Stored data
####
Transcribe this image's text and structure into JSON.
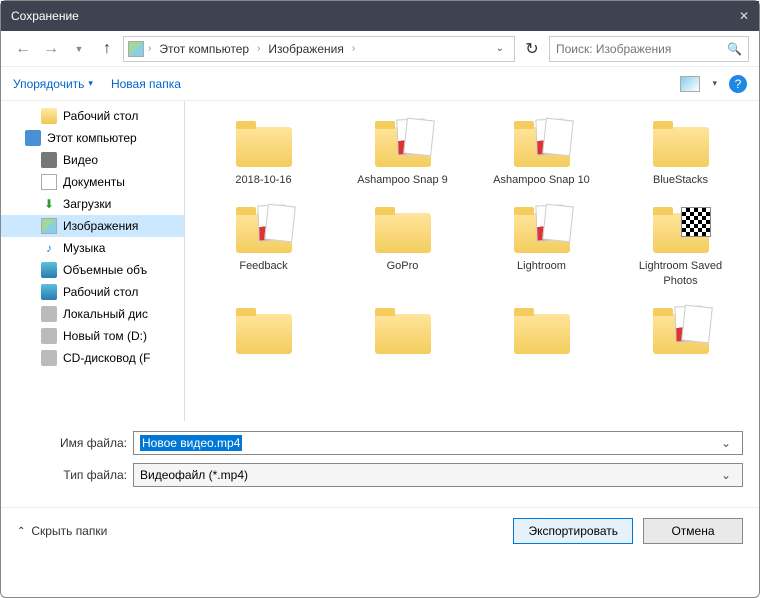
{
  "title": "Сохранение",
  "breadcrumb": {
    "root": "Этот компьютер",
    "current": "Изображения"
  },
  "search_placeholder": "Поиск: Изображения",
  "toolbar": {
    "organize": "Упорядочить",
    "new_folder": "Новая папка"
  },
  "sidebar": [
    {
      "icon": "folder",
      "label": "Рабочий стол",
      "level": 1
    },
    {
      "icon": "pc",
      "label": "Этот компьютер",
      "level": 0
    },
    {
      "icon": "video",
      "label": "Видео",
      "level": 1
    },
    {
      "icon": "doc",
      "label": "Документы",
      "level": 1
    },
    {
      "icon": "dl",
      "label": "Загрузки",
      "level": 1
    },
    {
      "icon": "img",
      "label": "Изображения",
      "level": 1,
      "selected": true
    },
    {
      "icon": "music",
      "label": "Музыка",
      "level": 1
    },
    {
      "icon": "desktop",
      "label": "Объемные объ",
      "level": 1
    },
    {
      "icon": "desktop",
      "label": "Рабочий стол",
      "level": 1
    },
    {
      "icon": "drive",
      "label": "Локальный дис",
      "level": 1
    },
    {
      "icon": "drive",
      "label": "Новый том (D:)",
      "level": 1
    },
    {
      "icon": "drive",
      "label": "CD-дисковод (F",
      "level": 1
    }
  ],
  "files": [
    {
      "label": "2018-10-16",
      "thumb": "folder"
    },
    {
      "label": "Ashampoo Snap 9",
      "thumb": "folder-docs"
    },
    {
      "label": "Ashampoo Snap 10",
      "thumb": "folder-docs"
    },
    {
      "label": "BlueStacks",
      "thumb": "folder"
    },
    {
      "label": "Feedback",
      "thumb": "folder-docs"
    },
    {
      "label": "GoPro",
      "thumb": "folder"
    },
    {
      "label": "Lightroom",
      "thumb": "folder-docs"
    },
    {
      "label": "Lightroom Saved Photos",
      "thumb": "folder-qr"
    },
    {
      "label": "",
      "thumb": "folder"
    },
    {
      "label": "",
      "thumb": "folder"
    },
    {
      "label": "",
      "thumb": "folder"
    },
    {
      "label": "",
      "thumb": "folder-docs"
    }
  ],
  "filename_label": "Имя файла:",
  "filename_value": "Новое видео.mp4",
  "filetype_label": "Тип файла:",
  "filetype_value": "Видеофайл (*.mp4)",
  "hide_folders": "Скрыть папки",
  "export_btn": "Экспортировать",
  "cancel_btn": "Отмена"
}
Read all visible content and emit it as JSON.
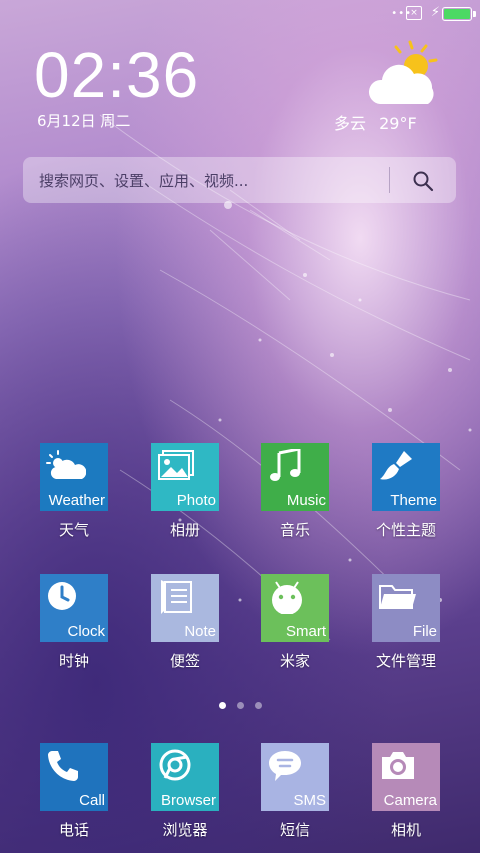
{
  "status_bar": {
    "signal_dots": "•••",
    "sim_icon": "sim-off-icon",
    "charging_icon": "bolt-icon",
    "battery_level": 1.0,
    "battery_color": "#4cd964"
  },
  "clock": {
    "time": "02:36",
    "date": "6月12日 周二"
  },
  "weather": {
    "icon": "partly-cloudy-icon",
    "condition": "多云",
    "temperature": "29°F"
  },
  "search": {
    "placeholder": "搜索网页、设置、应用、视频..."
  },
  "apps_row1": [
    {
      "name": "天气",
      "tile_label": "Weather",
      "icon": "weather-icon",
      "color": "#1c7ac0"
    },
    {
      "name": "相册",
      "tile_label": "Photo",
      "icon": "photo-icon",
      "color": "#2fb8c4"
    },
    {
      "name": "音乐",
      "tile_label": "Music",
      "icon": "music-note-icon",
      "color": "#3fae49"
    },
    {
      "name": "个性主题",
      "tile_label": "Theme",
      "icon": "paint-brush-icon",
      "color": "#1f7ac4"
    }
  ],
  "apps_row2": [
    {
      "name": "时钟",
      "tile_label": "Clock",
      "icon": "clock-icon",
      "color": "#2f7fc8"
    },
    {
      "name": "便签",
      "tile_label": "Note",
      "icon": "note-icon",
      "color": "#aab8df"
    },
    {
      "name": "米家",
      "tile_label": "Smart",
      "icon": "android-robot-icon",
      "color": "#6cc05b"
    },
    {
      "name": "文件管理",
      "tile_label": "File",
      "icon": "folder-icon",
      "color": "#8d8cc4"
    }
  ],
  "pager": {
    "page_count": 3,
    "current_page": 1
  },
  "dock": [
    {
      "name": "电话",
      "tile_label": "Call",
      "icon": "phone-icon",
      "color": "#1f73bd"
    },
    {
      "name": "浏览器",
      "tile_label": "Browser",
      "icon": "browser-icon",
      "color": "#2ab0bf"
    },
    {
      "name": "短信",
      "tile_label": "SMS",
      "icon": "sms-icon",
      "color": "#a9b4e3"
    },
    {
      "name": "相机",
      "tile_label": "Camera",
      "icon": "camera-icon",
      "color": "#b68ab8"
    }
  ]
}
####
Output every entry word for word, but omit the pictures.

Transcribe this image's text and structure into JSON.
{
  "title": "Сохранение",
  "breadcrumb": {
    "root": "Этот компьютер",
    "current": "Изображения"
  },
  "search_placeholder": "Поиск: Изображения",
  "toolbar": {
    "organize": "Упорядочить",
    "new_folder": "Новая папка"
  },
  "sidebar": [
    {
      "icon": "folder",
      "label": "Рабочий стол",
      "level": 1
    },
    {
      "icon": "pc",
      "label": "Этот компьютер",
      "level": 0
    },
    {
      "icon": "video",
      "label": "Видео",
      "level": 1
    },
    {
      "icon": "doc",
      "label": "Документы",
      "level": 1
    },
    {
      "icon": "dl",
      "label": "Загрузки",
      "level": 1
    },
    {
      "icon": "img",
      "label": "Изображения",
      "level": 1,
      "selected": true
    },
    {
      "icon": "music",
      "label": "Музыка",
      "level": 1
    },
    {
      "icon": "desktop",
      "label": "Объемные объ",
      "level": 1
    },
    {
      "icon": "desktop",
      "label": "Рабочий стол",
      "level": 1
    },
    {
      "icon": "drive",
      "label": "Локальный дис",
      "level": 1
    },
    {
      "icon": "drive",
      "label": "Новый том (D:)",
      "level": 1
    },
    {
      "icon": "drive",
      "label": "CD-дисковод (F",
      "level": 1
    }
  ],
  "files": [
    {
      "label": "2018-10-16",
      "thumb": "folder"
    },
    {
      "label": "Ashampoo Snap 9",
      "thumb": "folder-docs"
    },
    {
      "label": "Ashampoo Snap 10",
      "thumb": "folder-docs"
    },
    {
      "label": "BlueStacks",
      "thumb": "folder"
    },
    {
      "label": "Feedback",
      "thumb": "folder-docs"
    },
    {
      "label": "GoPro",
      "thumb": "folder"
    },
    {
      "label": "Lightroom",
      "thumb": "folder-docs"
    },
    {
      "label": "Lightroom Saved Photos",
      "thumb": "folder-qr"
    },
    {
      "label": "",
      "thumb": "folder"
    },
    {
      "label": "",
      "thumb": "folder"
    },
    {
      "label": "",
      "thumb": "folder"
    },
    {
      "label": "",
      "thumb": "folder-docs"
    }
  ],
  "filename_label": "Имя файла:",
  "filename_value": "Новое видео.mp4",
  "filetype_label": "Тип файла:",
  "filetype_value": "Видеофайл (*.mp4)",
  "hide_folders": "Скрыть папки",
  "export_btn": "Экспортировать",
  "cancel_btn": "Отмена"
}
Read all visible content and emit it as JSON.
{
  "status_bar": {
    "signal_dots": "•••",
    "sim_icon": "sim-off-icon",
    "charging_icon": "bolt-icon",
    "battery_level": 1.0,
    "battery_color": "#4cd964"
  },
  "clock": {
    "time": "02:36",
    "date": "6月12日 周二"
  },
  "weather": {
    "icon": "partly-cloudy-icon",
    "condition": "多云",
    "temperature": "29°F"
  },
  "search": {
    "placeholder": "搜索网页、设置、应用、视频..."
  },
  "apps_row1": [
    {
      "name": "天气",
      "tile_label": "Weather",
      "icon": "weather-icon",
      "color": "#1c7ac0"
    },
    {
      "name": "相册",
      "tile_label": "Photo",
      "icon": "photo-icon",
      "color": "#2fb8c4"
    },
    {
      "name": "音乐",
      "tile_label": "Music",
      "icon": "music-note-icon",
      "color": "#3fae49"
    },
    {
      "name": "个性主题",
      "tile_label": "Theme",
      "icon": "paint-brush-icon",
      "color": "#1f7ac4"
    }
  ],
  "apps_row2": [
    {
      "name": "时钟",
      "tile_label": "Clock",
      "icon": "clock-icon",
      "color": "#2f7fc8"
    },
    {
      "name": "便签",
      "tile_label": "Note",
      "icon": "note-icon",
      "color": "#aab8df"
    },
    {
      "name": "米家",
      "tile_label": "Smart",
      "icon": "android-robot-icon",
      "color": "#6cc05b"
    },
    {
      "name": "文件管理",
      "tile_label": "File",
      "icon": "folder-icon",
      "color": "#8d8cc4"
    }
  ],
  "pager": {
    "page_count": 3,
    "current_page": 1
  },
  "dock": [
    {
      "name": "电话",
      "tile_label": "Call",
      "icon": "phone-icon",
      "color": "#1f73bd"
    },
    {
      "name": "浏览器",
      "tile_label": "Browser",
      "icon": "browser-icon",
      "color": "#2ab0bf"
    },
    {
      "name": "短信",
      "tile_label": "SMS",
      "icon": "sms-icon",
      "color": "#a9b4e3"
    },
    {
      "name": "相机",
      "tile_label": "Camera",
      "icon": "camera-icon",
      "color": "#b68ab8"
    }
  ]
}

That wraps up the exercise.